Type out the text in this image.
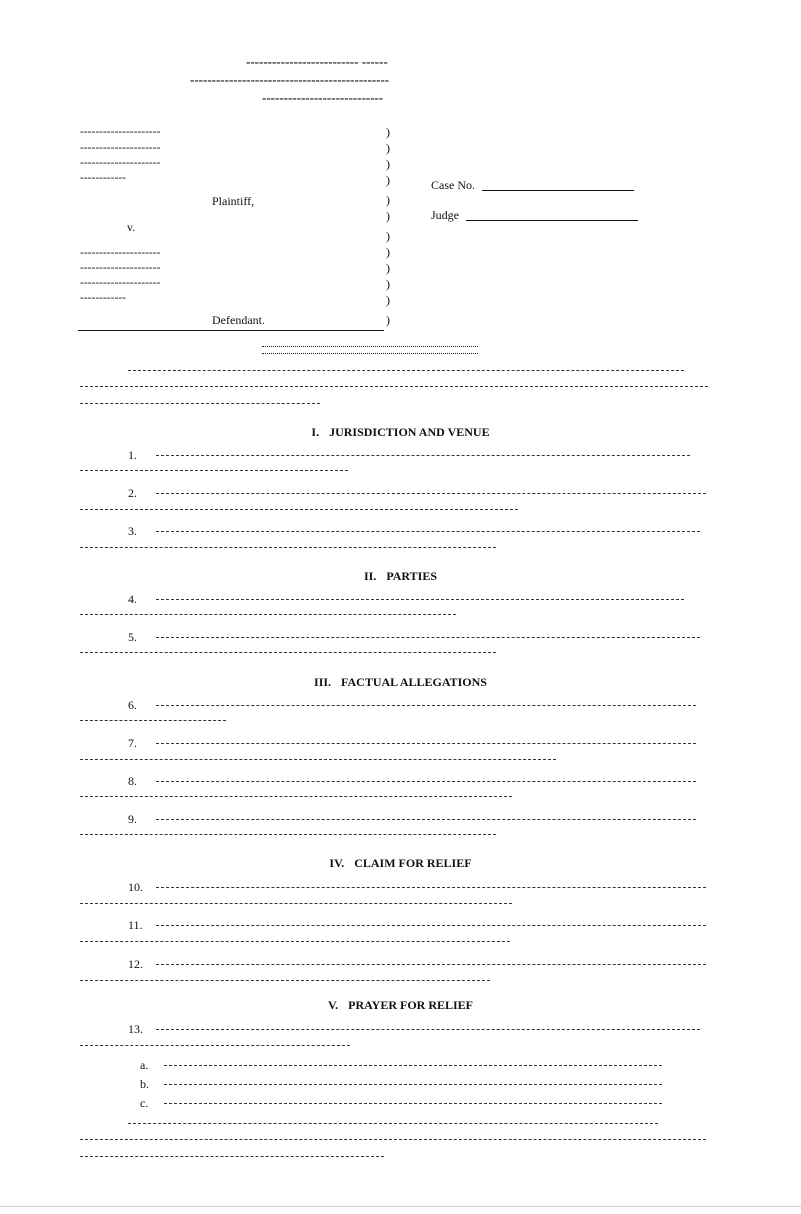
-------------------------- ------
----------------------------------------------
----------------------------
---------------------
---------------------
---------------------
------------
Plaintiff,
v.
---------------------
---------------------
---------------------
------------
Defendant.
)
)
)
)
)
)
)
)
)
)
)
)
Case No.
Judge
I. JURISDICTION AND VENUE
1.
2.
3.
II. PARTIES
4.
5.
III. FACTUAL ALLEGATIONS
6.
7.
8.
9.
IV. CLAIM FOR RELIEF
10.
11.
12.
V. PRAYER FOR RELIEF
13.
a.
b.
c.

═══

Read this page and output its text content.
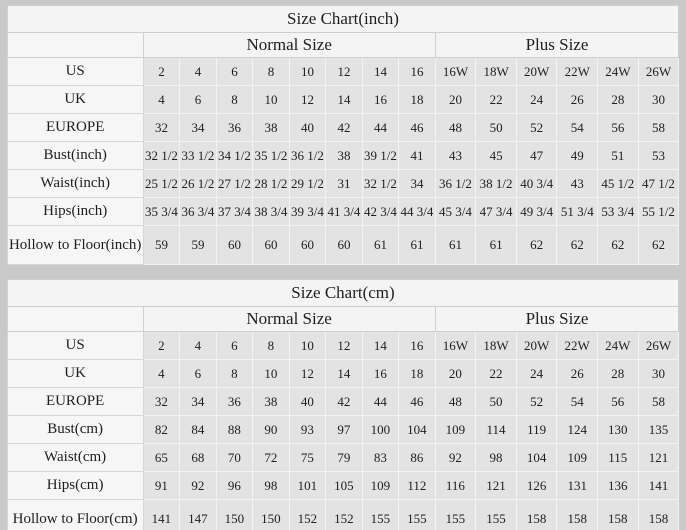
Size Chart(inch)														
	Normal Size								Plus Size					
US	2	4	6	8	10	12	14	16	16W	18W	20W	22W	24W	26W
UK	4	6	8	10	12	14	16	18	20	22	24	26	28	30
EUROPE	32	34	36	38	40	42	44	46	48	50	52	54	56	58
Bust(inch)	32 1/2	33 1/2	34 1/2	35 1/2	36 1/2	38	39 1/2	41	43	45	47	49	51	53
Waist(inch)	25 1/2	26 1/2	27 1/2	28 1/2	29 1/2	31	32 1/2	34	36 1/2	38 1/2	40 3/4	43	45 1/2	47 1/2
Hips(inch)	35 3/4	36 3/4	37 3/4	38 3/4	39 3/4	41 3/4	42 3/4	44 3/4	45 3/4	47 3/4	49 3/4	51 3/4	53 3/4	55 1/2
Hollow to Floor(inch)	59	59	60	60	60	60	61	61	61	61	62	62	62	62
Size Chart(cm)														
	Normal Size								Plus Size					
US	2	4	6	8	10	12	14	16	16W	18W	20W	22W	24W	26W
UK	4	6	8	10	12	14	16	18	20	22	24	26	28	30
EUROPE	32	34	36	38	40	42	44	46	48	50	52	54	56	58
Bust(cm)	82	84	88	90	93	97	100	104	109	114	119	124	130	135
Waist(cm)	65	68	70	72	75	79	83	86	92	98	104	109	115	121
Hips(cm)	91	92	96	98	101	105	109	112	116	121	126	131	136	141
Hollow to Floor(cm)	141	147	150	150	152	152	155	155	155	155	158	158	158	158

═══

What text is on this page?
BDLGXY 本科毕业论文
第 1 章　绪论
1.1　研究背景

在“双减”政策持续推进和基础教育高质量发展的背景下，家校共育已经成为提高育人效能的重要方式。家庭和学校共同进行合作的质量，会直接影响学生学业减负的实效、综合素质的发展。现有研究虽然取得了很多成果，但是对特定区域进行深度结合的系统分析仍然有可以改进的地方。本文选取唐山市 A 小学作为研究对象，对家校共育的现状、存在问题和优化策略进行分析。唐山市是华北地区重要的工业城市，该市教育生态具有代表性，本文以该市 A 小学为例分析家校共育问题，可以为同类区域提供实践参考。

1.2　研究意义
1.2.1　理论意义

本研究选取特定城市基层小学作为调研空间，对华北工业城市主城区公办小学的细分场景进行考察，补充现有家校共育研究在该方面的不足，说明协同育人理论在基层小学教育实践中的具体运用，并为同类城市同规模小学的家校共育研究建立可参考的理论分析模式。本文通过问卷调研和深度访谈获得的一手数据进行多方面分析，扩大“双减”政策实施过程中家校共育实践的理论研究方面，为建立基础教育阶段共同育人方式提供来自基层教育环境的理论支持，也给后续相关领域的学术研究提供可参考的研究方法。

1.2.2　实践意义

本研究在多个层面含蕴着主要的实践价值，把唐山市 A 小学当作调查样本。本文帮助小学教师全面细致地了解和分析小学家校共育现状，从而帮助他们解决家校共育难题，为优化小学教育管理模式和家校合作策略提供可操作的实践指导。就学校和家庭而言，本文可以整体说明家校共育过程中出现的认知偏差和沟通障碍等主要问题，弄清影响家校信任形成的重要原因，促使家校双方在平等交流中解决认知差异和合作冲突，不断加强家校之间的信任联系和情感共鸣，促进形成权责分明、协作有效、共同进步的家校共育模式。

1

═══

### Exercise instructions
From the listing, copy each line containing the word "text".

### Solved problem
Type out the text in this image.
Read this page and output its text content.
What text is on this page?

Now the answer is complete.